--- START DATA PROVIDED ---
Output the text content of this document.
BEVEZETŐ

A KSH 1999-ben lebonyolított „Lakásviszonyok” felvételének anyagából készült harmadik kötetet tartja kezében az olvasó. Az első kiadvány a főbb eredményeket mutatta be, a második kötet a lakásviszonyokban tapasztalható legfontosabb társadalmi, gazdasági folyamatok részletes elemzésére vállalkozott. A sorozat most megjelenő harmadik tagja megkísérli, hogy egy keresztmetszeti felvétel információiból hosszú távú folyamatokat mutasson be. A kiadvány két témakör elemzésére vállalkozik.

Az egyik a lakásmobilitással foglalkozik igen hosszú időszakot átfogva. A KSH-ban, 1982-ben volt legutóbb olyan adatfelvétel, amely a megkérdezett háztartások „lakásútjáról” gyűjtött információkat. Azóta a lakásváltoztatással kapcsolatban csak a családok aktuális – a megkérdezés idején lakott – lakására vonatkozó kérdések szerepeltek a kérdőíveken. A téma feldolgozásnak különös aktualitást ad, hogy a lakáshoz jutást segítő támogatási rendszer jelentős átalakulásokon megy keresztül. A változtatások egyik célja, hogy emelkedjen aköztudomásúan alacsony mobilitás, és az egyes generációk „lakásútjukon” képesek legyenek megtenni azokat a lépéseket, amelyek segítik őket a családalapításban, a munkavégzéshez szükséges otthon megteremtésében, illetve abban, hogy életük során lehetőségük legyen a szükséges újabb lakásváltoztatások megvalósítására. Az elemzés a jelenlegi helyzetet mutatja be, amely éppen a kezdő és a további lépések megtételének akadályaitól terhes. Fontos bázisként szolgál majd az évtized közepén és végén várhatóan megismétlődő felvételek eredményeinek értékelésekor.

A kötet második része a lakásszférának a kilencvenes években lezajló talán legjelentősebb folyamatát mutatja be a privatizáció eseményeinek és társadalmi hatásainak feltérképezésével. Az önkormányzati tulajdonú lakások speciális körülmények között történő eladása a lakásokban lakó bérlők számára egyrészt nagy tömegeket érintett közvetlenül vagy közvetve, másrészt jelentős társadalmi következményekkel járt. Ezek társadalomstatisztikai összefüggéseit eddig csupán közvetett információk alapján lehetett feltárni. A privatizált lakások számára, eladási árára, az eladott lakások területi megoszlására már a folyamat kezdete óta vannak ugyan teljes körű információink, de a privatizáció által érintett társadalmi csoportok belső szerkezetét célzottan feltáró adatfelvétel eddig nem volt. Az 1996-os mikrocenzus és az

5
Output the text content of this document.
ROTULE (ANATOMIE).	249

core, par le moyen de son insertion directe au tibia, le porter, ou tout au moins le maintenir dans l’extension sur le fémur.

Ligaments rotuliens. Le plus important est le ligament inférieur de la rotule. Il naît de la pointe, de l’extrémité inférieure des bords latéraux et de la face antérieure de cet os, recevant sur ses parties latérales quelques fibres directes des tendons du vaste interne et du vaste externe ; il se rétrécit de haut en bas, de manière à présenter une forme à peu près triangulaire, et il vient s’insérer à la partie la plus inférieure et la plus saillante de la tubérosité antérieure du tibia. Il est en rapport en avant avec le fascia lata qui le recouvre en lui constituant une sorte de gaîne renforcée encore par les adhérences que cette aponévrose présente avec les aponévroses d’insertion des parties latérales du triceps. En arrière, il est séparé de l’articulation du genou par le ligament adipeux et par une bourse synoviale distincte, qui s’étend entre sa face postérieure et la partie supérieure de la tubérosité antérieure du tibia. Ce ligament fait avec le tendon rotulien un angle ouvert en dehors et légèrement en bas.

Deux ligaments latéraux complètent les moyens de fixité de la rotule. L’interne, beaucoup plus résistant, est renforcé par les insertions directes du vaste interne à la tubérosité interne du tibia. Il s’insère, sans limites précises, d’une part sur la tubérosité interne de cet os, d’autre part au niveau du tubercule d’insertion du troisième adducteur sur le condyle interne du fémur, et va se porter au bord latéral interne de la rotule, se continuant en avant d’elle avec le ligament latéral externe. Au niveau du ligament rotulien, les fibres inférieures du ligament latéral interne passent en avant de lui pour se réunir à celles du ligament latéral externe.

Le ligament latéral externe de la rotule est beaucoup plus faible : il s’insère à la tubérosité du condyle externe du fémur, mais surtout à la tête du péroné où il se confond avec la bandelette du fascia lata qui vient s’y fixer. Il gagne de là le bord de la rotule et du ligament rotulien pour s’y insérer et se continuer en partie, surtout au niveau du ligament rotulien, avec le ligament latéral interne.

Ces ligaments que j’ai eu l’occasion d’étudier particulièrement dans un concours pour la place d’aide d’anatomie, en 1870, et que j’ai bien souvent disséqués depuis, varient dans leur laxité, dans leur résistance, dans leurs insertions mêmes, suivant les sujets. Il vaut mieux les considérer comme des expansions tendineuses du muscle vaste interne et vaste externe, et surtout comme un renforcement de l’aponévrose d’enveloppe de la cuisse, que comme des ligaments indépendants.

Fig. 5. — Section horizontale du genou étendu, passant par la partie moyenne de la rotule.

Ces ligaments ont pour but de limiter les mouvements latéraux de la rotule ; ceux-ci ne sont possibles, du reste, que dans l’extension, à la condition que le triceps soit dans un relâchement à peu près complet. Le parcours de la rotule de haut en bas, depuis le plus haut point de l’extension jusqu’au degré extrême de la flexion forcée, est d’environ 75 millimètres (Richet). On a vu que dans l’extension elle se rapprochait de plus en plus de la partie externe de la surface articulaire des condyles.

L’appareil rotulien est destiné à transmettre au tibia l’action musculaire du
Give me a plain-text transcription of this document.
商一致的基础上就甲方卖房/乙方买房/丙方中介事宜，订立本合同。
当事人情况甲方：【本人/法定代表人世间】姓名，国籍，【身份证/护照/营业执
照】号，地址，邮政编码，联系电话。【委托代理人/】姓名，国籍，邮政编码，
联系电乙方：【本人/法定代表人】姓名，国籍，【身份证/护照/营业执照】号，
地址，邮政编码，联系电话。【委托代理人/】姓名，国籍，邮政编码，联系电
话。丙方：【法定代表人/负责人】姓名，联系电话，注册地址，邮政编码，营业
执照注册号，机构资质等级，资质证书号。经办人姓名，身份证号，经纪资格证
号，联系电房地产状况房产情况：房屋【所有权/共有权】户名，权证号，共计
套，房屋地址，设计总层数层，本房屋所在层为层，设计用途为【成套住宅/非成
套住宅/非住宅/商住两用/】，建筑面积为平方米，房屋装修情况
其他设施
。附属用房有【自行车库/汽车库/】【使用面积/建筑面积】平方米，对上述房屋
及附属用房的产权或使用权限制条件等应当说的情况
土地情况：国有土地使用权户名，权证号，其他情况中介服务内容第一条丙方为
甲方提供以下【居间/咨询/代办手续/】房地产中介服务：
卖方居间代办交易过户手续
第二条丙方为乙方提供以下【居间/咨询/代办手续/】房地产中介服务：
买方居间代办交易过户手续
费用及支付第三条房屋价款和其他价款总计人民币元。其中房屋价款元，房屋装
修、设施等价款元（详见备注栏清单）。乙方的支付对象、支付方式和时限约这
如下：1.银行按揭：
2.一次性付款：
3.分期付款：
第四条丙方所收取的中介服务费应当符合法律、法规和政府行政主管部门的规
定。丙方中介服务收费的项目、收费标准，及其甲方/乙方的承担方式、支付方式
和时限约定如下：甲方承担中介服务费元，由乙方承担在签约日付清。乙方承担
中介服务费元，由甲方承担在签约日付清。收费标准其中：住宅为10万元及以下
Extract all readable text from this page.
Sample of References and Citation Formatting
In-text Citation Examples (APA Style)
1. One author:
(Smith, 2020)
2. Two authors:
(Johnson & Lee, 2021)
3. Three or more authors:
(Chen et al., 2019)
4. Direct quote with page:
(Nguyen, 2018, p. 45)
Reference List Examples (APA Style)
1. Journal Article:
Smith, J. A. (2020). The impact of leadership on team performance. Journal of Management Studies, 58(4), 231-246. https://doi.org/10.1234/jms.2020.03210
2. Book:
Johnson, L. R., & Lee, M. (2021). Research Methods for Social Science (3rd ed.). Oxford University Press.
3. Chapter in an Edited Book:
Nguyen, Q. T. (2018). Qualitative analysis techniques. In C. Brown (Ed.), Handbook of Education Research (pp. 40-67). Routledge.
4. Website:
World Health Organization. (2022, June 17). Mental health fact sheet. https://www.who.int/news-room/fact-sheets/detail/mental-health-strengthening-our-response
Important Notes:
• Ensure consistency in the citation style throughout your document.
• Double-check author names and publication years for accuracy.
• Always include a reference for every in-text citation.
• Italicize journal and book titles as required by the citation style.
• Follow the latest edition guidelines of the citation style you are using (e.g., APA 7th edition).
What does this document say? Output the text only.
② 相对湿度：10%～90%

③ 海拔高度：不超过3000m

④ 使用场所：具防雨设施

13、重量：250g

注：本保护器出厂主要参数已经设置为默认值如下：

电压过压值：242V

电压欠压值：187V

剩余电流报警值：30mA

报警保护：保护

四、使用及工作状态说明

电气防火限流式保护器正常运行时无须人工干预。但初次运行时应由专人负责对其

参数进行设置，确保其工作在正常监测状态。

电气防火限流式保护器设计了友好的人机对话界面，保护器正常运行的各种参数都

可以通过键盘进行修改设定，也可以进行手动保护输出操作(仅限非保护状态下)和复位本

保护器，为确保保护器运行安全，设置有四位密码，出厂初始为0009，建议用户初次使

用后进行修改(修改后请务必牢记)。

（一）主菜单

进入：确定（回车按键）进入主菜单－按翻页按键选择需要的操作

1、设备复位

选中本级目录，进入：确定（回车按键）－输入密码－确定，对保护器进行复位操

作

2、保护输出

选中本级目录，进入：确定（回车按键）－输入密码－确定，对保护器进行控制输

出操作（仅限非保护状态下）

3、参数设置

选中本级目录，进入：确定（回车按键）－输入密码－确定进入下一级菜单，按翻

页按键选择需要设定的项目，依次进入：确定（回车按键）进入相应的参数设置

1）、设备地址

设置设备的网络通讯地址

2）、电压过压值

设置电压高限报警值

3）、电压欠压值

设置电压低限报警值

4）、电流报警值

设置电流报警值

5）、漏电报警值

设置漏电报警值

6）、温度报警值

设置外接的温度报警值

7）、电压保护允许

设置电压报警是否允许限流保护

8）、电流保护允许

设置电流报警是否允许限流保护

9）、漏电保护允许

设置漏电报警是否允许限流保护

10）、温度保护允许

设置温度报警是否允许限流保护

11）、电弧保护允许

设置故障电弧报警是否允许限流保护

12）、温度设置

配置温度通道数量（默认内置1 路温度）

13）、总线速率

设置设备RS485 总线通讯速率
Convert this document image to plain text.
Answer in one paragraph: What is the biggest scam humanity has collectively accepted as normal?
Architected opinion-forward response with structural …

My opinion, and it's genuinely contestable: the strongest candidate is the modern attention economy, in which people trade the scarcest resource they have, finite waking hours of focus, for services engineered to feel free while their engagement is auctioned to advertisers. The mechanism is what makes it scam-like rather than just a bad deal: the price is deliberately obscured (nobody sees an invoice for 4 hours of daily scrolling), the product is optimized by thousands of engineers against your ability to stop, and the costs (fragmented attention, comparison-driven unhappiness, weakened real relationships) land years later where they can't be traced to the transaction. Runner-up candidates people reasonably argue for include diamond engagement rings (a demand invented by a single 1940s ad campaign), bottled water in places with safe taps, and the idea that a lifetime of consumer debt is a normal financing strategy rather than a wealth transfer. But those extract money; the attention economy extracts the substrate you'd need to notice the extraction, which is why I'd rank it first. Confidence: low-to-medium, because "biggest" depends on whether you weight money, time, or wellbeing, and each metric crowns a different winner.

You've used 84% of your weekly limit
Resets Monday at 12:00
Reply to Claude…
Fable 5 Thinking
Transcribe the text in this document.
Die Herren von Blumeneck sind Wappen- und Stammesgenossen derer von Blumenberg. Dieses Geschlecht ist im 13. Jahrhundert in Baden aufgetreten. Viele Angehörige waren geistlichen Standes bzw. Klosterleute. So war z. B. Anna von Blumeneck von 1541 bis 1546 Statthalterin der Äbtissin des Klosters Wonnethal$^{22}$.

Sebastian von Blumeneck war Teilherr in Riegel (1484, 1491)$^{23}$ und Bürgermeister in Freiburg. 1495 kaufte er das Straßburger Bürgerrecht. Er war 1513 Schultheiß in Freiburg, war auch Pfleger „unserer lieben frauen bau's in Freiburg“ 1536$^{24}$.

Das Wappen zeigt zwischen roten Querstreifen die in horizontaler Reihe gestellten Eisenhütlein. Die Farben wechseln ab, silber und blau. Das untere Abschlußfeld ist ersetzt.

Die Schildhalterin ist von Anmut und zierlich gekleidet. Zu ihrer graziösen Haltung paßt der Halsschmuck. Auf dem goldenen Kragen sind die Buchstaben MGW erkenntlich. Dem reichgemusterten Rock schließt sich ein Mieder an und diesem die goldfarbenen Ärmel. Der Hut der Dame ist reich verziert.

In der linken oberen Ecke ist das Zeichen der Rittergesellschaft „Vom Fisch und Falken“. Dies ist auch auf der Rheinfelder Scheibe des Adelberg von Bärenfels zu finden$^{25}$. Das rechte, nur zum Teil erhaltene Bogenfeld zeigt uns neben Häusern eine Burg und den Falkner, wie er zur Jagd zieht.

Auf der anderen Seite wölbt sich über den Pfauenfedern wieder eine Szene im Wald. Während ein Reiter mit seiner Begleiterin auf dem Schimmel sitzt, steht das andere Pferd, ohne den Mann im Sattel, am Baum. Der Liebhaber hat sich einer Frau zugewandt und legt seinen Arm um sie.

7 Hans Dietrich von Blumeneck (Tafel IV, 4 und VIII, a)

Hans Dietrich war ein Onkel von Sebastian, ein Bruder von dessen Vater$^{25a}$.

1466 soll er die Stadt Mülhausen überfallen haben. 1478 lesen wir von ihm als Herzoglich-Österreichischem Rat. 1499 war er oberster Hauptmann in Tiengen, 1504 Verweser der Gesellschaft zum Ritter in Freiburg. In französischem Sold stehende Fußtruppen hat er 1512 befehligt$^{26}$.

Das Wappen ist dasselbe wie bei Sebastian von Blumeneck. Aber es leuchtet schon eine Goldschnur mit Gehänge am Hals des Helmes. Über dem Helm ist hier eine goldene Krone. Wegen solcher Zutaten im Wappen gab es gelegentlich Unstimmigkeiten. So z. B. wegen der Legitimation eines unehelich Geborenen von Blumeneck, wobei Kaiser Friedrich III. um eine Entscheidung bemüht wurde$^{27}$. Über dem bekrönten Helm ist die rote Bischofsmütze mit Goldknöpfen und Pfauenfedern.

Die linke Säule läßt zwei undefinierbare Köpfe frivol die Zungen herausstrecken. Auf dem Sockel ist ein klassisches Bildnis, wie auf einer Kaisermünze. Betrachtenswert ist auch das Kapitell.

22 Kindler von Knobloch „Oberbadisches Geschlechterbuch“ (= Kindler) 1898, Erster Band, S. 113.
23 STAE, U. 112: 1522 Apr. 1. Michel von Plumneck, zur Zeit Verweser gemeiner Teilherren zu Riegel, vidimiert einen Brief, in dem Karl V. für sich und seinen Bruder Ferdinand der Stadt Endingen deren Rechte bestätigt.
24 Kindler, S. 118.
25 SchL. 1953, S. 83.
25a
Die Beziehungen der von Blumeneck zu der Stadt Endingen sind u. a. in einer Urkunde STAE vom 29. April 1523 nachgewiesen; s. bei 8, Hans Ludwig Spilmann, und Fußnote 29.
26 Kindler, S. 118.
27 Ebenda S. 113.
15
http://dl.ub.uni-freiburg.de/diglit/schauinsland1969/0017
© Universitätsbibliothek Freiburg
--- END DATA PROVIDED ---
* THE REQUEST *
Wherever a line in the data above holds "második", copy that line.

* EXERCISE OUTPUT *
A KSH 1999-ben lebonyolított „Lakásviszonyok” felvételének anyagából készült harmadik kötetet tartja kezében az olvasó. Az első kiadvány a főbb eredményeket mutatta be, a második kötet a lakásviszonyokban tapasztalható legfontosabb társadalmi, gazdasági folyamatok részletes elemzésére vállalkozott. A sorozat most megjelenő harmadik tagja megkísérli, hogy egy keresztmetszeti felvétel információiból hosszú távú folyamatokat mutasson be. A kiadvány két témakör elemzésére vállalkozik.
A kötet második része a lakásszférának a kilencvenes években lezajló talán legjelentősebb folyamatát mutatja be a privatizáció eseményeinek és társadalmi hatásainak feltérképezésével. Az önkormányzati tulajdonú lakások speciális körülmények között történő eladása a lakásokban lakó bérlők számára egyrészt nagy tömegeket érintett közvetlenül vagy közvetve, másrészt jelentős társadalmi következményekkel járt. Ezek társadalomstatisztikai összefüggéseit eddig csupán közvetett információk alapján lehetett feltárni. A privatizált lakások számára, eladási árára, az eladott lakások területi megoszlására már a folyamat kezdete óta vannak ugyan teljes körű információink, de a privatizáció által érintett társadalmi csoportok belső szerkezetét célzottan feltáró adatfelvétel eddig nem volt. Az 1996-os mikrocenzus és az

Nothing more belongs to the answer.